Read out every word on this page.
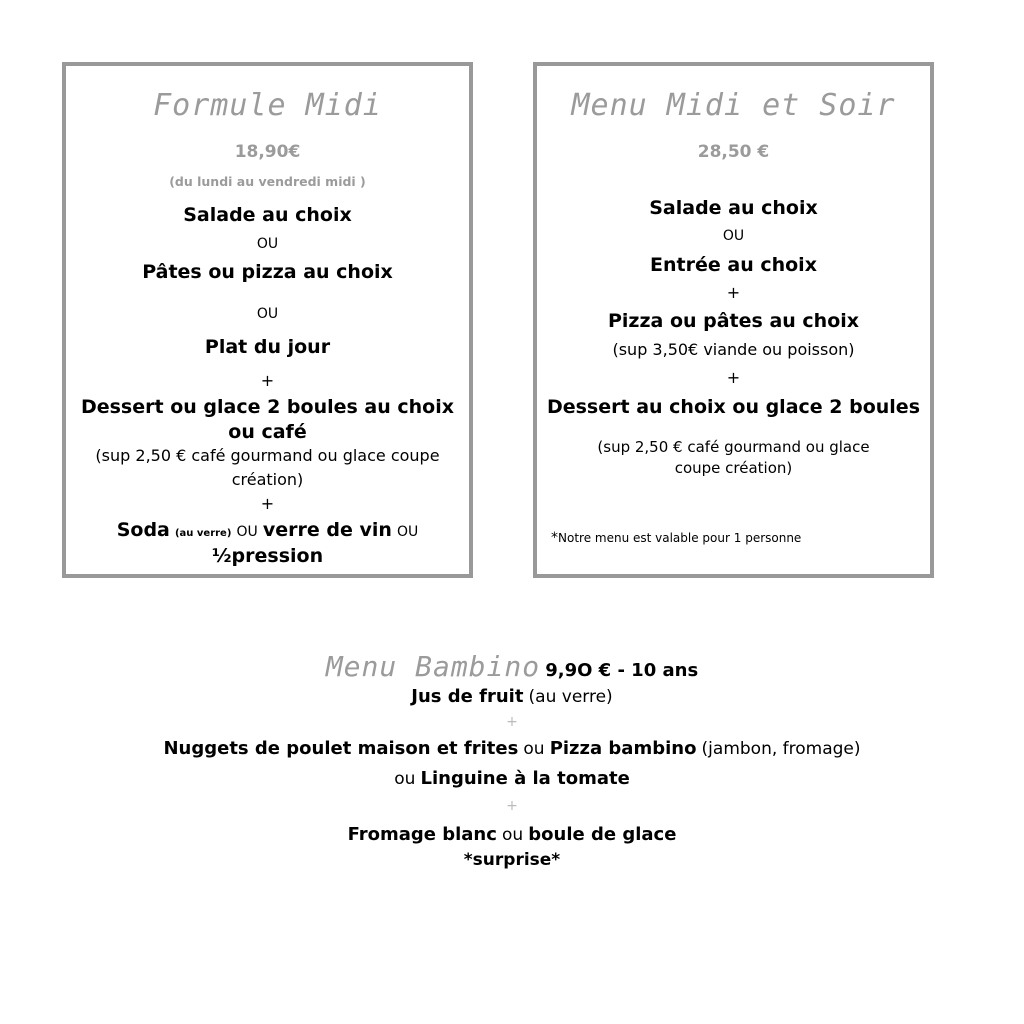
Formule Midi
18,90€
(du lundi au vendredi midi )
Salade au choix
OU
Pâtes ou pizza au choix
OU
Plat du jour
+
Dessert ou glace 2 boules au choix
ou café
(sup 2,50 € café gourmand ou glace coupe
création)
+
Soda (au verre) OU verre de vin OU
½pression
Menu Midi et Soir
28,50 €
Salade au choix
OU
Entrée au choix
+
Pizza ou pâtes au choix
(sup 3,50€ viande ou poisson)
+
Dessert au choix ou glace 2 boules
(sup 2,50 € café gourmand ou glace
coupe création)
*Notre menu est valable pour 1 personne
Menu Bambino 9,9O € - 10 ans
Jus de fruit (au verre)
+
Nuggets de poulet maison et frites ou Pizza bambino (jambon, fromage)
ou Linguine à la tomate
+
Fromage blanc ou boule de glace
*surprise*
——
**Task goal:**
Extract every line containing the string "glace" from the material.

**Result of the exercise:**
Dessert ou glace 2 boules au choix
(sup 2,50 € café gourmand ou glace coupe
Dessert au choix ou glace 2 boules
(sup 2,50 € café gourmand ou glace
Fromage blanc ou boule de glace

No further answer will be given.